[Brief] Copy out every line of the items below word for word, omitting the pictures.

[Data shown]

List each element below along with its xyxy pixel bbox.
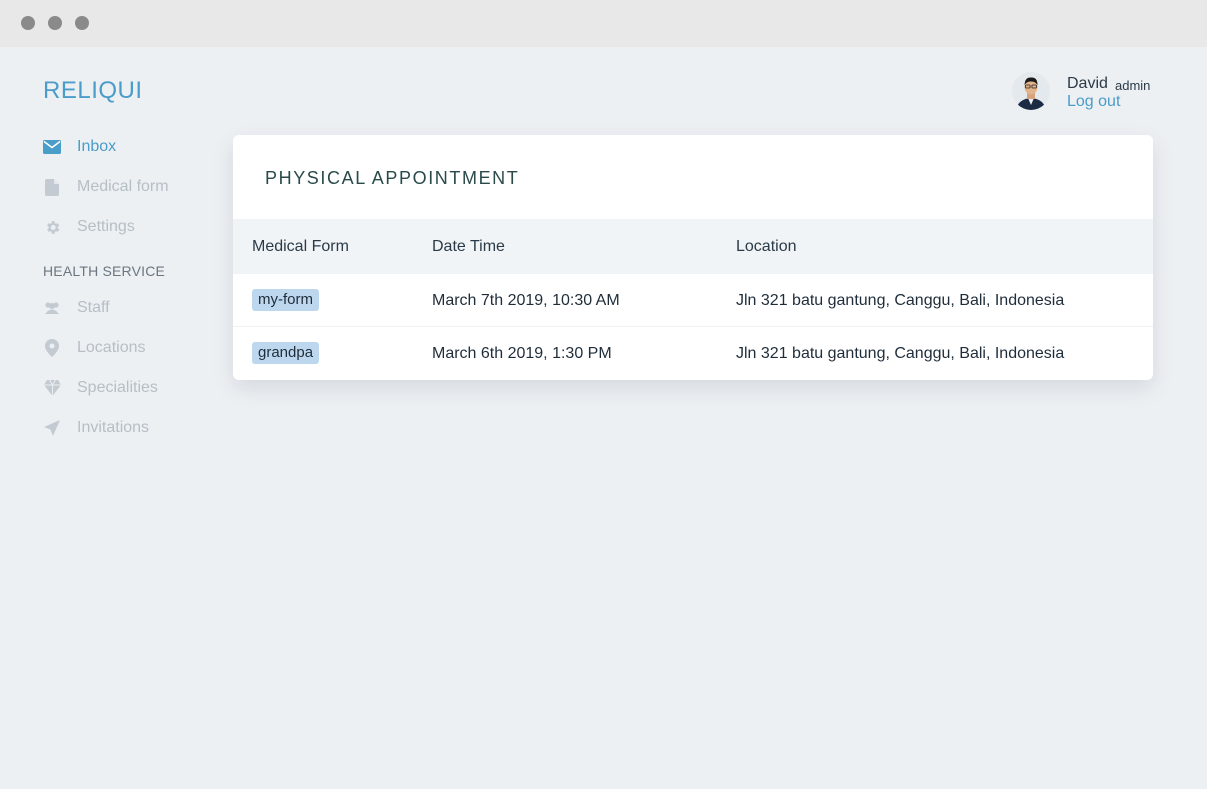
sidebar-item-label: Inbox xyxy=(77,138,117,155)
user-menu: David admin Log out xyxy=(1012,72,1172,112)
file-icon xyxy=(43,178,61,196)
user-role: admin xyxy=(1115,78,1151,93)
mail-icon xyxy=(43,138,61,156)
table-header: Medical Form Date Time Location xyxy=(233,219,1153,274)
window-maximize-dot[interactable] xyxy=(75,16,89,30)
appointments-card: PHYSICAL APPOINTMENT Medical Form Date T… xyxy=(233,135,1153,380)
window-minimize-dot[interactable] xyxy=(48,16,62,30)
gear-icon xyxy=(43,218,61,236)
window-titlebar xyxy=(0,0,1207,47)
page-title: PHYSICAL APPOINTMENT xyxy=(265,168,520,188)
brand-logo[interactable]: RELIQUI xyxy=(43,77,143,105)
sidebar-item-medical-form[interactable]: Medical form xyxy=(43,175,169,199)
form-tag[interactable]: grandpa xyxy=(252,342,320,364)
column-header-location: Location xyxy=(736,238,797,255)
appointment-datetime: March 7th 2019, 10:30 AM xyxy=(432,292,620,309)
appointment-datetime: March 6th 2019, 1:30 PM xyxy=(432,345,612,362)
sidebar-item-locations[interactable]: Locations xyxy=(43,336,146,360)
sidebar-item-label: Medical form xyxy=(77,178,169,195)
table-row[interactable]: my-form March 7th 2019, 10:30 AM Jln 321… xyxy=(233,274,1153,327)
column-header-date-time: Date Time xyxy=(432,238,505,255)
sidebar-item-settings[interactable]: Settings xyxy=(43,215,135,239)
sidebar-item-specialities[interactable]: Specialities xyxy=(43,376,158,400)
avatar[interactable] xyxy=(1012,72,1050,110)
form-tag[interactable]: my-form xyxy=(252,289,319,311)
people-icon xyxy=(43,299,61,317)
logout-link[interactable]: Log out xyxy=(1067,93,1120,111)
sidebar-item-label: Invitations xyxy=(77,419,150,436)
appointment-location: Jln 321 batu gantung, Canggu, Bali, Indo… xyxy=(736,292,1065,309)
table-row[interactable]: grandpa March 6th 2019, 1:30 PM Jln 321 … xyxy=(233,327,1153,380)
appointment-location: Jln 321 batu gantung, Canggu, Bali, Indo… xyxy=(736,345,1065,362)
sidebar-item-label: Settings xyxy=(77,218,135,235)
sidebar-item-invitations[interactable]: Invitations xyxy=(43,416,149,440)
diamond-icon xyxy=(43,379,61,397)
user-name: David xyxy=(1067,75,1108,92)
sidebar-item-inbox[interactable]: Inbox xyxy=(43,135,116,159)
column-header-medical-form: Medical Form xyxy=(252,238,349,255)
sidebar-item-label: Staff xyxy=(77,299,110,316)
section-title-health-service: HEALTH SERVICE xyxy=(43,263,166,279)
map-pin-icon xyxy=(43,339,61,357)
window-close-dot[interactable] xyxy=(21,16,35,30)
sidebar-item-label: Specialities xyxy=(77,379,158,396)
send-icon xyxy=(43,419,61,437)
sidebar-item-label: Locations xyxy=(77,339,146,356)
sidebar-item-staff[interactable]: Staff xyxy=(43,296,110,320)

[Solution for this task]
List each element below along with its xyxy pixel bbox.
sidebar-item-label: Inbox xyxy=(77,138,117,155)
user-menu: David admin Log out xyxy=(1012,72,1172,112)
file-icon xyxy=(43,178,61,196)
user-role: admin xyxy=(1115,78,1151,93)
mail-icon xyxy=(43,138,61,156)
table-header: Medical Form Date Time Location xyxy=(233,219,1153,274)
window-maximize-dot[interactable] xyxy=(75,16,89,30)
appointments-card: PHYSICAL APPOINTMENT Medical Form Date T… xyxy=(233,135,1153,380)
window-minimize-dot[interactable] xyxy=(48,16,62,30)
gear-icon xyxy=(43,218,61,236)
window-titlebar xyxy=(0,0,1207,47)
page-title: PHYSICAL APPOINTMENT xyxy=(265,168,520,188)
brand-logo[interactable]: RELIQUI xyxy=(43,77,143,105)
sidebar-item-medical-form[interactable]: Medical form xyxy=(43,175,169,199)
form-tag[interactable]: grandpa xyxy=(252,342,320,364)
column-header-location: Location xyxy=(736,238,797,255)
appointment-datetime: March 7th 2019, 10:30 AM xyxy=(432,292,620,309)
appointment-datetime: March 6th 2019, 1:30 PM xyxy=(432,345,612,362)
sidebar-item-locations[interactable]: Locations xyxy=(43,336,146,360)
sidebar-item-label: Medical form xyxy=(77,178,169,195)
table-row[interactable]: my-form March 7th 2019, 10:30 AM Jln 321… xyxy=(233,274,1153,327)
column-header-date-time: Date Time xyxy=(432,238,505,255)
sidebar-item-settings[interactable]: Settings xyxy=(43,215,135,239)
sidebar-item-specialities[interactable]: Specialities xyxy=(43,376,158,400)
avatar[interactable] xyxy=(1012,72,1050,110)
form-tag[interactable]: my-form xyxy=(252,289,319,311)
people-icon xyxy=(43,299,61,317)
logout-link[interactable]: Log out xyxy=(1067,93,1120,111)
sidebar-item-label: Invitations xyxy=(77,419,150,436)
appointment-location: Jln 321 batu gantung, Canggu, Bali, Indo… xyxy=(736,292,1065,309)
table-row[interactable]: grandpa March 6th 2019, 1:30 PM Jln 321 … xyxy=(233,327,1153,380)
appointment-location: Jln 321 batu gantung, Canggu, Bali, Indo… xyxy=(736,345,1065,362)
sidebar-item-label: Settings xyxy=(77,218,135,235)
sidebar-item-invitations[interactable]: Invitations xyxy=(43,416,149,440)
diamond-icon xyxy=(43,379,61,397)
user-name: David xyxy=(1067,75,1108,92)
sidebar-item-inbox[interactable]: Inbox xyxy=(43,135,116,159)
column-header-medical-form: Medical Form xyxy=(252,238,349,255)
sidebar-item-label: Staff xyxy=(77,299,110,316)
section-title-health-service: HEALTH SERVICE xyxy=(43,263,166,279)
map-pin-icon xyxy=(43,339,61,357)
window-close-dot[interactable] xyxy=(21,16,35,30)
sidebar-item-label: Specialities xyxy=(77,379,158,396)
send-icon xyxy=(43,419,61,437)
sidebar-item-label: Locations xyxy=(77,339,146,356)
sidebar-item-staff[interactable]: Staff xyxy=(43,296,110,320)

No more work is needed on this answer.